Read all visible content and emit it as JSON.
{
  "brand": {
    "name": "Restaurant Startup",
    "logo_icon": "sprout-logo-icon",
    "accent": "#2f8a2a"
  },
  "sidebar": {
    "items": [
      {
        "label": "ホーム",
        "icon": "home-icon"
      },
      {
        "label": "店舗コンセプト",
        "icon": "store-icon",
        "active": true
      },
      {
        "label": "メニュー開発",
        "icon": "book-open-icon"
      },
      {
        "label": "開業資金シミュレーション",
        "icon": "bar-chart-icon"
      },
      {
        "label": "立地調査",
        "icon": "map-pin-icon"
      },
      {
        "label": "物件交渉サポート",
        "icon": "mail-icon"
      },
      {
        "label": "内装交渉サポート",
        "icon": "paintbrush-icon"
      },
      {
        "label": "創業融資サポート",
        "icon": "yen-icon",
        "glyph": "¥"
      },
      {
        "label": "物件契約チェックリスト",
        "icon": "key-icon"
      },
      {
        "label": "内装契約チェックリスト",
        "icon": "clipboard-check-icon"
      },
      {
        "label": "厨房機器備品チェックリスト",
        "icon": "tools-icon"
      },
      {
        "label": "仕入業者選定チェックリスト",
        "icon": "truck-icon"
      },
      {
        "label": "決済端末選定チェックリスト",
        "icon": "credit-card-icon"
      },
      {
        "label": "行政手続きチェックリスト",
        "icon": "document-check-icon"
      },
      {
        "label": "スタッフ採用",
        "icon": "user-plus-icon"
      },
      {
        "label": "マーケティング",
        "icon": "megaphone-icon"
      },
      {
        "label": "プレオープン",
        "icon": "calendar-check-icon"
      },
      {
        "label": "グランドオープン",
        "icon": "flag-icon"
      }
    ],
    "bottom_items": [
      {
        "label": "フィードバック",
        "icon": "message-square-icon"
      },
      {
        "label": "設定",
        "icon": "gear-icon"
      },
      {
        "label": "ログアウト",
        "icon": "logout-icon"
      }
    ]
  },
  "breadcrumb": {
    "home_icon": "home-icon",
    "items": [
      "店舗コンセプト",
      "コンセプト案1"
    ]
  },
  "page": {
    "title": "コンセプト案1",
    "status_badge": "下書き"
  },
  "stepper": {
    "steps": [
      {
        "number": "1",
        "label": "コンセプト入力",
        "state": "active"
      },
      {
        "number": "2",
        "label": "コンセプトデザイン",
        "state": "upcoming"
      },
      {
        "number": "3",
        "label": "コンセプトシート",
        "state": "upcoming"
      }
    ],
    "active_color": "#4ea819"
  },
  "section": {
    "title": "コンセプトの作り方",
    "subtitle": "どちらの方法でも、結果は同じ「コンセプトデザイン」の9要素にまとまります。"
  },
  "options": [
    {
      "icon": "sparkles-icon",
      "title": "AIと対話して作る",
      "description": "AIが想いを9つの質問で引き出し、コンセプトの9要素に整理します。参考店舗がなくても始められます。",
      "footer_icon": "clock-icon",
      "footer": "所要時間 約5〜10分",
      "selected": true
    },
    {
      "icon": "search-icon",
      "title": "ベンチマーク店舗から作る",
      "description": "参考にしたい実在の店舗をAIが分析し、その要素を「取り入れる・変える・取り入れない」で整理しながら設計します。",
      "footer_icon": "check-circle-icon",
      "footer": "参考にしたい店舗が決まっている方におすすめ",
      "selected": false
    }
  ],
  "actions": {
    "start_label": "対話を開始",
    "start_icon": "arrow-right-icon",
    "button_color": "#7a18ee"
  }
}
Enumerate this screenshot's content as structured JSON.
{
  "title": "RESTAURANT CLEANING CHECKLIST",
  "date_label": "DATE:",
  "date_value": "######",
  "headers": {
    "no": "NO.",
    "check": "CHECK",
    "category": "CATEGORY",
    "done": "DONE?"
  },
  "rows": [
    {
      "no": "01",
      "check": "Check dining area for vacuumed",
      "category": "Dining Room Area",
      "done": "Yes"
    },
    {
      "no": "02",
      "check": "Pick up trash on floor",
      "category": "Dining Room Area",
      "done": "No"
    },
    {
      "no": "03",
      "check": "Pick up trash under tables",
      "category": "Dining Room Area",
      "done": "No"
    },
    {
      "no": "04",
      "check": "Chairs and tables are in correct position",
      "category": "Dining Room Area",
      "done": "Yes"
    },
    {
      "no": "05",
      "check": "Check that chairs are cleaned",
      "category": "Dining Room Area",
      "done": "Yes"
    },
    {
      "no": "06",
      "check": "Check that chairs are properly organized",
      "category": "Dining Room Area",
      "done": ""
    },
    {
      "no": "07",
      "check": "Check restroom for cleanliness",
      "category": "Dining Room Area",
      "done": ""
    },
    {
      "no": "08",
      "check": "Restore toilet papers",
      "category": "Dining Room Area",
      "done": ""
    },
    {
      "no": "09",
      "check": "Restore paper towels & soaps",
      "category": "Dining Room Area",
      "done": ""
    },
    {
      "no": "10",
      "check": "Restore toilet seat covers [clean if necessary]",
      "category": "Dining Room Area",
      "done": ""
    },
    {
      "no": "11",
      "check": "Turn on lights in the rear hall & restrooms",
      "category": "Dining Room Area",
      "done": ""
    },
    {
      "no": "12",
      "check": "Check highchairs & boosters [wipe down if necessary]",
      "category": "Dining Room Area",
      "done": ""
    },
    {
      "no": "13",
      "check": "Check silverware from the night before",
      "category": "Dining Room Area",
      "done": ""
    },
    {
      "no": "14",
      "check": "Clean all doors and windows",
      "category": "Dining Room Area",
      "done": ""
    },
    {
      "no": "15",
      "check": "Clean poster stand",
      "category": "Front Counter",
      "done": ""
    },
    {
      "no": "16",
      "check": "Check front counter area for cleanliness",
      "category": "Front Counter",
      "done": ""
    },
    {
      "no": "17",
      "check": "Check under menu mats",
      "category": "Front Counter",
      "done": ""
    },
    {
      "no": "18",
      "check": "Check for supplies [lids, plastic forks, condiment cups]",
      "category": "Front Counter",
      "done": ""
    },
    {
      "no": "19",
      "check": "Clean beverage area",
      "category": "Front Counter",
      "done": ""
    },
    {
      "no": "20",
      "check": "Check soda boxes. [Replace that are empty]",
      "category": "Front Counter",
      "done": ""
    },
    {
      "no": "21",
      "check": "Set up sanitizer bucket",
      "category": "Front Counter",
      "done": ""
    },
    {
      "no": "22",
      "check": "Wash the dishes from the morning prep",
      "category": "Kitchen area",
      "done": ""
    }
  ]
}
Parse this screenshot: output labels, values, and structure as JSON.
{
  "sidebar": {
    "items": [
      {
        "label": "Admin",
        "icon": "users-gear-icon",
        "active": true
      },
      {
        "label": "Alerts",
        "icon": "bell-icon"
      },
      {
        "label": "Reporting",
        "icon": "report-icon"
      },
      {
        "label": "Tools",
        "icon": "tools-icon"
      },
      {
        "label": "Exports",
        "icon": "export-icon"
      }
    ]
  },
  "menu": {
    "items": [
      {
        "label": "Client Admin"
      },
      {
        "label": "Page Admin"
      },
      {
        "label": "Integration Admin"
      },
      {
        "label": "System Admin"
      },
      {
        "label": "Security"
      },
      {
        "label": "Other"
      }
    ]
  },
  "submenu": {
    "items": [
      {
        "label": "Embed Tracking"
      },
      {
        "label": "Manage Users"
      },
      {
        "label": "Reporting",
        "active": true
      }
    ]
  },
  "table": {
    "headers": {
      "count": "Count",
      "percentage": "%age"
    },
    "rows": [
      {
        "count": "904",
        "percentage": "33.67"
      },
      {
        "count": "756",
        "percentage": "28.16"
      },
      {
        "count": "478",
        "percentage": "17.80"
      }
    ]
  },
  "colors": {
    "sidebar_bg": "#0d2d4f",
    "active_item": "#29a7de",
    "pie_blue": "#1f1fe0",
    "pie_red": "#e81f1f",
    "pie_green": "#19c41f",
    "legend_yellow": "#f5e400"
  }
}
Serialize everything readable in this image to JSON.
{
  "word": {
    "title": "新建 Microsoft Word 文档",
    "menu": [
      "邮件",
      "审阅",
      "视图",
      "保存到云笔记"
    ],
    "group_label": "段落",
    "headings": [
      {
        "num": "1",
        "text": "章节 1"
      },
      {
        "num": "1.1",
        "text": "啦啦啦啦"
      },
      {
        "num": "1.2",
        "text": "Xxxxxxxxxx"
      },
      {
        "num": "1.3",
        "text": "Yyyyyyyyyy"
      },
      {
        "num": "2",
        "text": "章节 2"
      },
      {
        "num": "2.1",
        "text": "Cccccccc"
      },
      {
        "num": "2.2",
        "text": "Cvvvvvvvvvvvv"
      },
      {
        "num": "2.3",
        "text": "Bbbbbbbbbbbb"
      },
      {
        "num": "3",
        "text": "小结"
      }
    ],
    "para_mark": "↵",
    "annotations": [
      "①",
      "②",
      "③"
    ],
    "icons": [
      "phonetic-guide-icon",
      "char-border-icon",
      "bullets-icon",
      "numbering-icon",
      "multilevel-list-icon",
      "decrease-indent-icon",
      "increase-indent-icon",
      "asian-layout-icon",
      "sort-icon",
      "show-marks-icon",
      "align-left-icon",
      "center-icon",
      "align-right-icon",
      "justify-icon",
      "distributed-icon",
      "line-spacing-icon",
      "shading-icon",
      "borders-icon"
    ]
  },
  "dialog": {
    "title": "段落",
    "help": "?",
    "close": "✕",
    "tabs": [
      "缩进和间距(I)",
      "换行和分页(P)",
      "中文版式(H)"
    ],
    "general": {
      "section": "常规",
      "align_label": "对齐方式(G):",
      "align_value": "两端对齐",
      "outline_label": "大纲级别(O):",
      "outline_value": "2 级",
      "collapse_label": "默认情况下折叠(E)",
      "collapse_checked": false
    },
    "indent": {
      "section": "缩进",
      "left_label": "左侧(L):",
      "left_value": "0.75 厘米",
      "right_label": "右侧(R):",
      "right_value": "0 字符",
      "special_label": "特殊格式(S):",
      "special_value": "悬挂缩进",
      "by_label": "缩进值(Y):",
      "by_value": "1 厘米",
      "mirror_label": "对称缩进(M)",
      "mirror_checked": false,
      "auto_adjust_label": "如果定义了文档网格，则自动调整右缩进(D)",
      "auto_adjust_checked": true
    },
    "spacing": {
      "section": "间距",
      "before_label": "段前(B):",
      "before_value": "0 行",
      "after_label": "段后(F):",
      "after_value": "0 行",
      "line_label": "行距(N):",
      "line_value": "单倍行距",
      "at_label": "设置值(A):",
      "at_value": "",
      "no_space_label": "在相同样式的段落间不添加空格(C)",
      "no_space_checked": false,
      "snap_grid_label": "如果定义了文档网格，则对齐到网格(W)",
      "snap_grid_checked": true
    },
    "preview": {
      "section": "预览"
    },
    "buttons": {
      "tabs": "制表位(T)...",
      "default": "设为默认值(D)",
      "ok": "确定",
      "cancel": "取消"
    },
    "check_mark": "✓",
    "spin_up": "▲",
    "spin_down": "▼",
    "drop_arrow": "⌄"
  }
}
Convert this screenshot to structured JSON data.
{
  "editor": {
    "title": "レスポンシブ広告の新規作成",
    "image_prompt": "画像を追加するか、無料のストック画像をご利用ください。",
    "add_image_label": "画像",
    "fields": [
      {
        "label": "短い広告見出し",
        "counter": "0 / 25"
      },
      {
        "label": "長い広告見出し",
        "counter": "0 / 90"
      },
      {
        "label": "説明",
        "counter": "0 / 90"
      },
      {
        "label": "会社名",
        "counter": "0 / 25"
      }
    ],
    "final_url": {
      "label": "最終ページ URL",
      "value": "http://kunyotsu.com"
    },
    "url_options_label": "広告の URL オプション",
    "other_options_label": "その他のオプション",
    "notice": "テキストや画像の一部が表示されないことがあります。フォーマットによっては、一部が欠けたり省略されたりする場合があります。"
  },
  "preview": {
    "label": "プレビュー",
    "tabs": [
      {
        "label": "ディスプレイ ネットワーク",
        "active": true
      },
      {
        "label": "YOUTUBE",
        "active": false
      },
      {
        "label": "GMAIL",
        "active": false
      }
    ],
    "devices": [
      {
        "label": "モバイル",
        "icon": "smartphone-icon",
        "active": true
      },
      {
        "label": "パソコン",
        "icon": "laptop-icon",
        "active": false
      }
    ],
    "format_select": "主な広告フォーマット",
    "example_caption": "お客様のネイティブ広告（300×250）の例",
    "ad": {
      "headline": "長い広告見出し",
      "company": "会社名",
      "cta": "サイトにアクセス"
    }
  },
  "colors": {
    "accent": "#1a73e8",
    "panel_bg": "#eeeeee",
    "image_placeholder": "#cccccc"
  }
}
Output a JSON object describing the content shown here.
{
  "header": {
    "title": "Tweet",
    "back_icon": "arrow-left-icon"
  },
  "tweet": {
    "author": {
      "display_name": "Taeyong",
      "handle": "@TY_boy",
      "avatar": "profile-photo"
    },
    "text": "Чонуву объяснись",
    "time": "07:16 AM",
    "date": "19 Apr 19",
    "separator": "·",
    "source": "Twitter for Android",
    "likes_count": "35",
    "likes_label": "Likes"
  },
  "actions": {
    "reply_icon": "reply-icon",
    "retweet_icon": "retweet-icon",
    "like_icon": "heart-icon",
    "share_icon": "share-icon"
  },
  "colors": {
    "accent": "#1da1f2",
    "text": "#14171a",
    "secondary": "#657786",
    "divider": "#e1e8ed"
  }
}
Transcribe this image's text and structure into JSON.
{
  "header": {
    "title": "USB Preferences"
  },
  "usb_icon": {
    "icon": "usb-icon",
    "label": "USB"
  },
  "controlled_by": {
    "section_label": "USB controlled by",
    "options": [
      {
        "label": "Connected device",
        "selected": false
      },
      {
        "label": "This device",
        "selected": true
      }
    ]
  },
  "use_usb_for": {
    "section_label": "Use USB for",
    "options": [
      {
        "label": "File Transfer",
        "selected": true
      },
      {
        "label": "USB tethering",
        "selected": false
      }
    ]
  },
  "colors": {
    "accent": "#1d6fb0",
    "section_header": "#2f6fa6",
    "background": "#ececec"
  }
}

→ **Task objective**
Set down exactly what runs from the line with "Output a JSON" to the last line of the data above, including both of those lines and no others.

→ **Complete answer**
Output a JSON object describing the content shown here.
{
  "header": {
    "title": "Tweet",
    "back_icon": "arrow-left-icon"
  },
  "tweet": {
    "author": {
      "display_name": "Taeyong",
      "handle": "@TY_boy",
      "avatar": "profile-photo"
    },
    "text": "Чонуву объяснись",
    "time": "07:16 AM",
    "date": "19 Apr 19",
    "separator": "·",
    "source": "Twitter for Android",
    "likes_count": "35",
    "likes_label": "Likes"
  },
  "actions": {
    "reply_icon": "reply-icon",
    "retweet_icon": "retweet-icon",
    "like_icon": "heart-icon",
    "share_icon": "share-icon"
  },
  "colors": {
    "accent": "#1da1f2",
    "text": "#14171a",
    "secondary": "#657786",
    "divider": "#e1e8ed"
  }
}
Transcribe this image's text and structure into JSON.
{
  "header": {
    "title": "USB Preferences"
  },
  "usb_icon": {
    "icon": "usb-icon",
    "label": "USB"
  },
  "controlled_by": {
    "section_label": "USB controlled by",
    "options": [
      {
        "label": "Connected device",
        "selected": false
      },
      {
        "label": "This device",
        "selected": true
      }
    ]
  },
  "use_usb_for": {
    "section_label": "Use USB for",
    "options": [
      {
        "label": "File Transfer",
        "selected": true
      },
      {
        "label": "USB tethering",
        "selected": false
      }
    ]
  },
  "colors": {
    "accent": "#1d6fb0",
    "section_header": "#2f6fa6",
    "background": "#ececec"
  }
}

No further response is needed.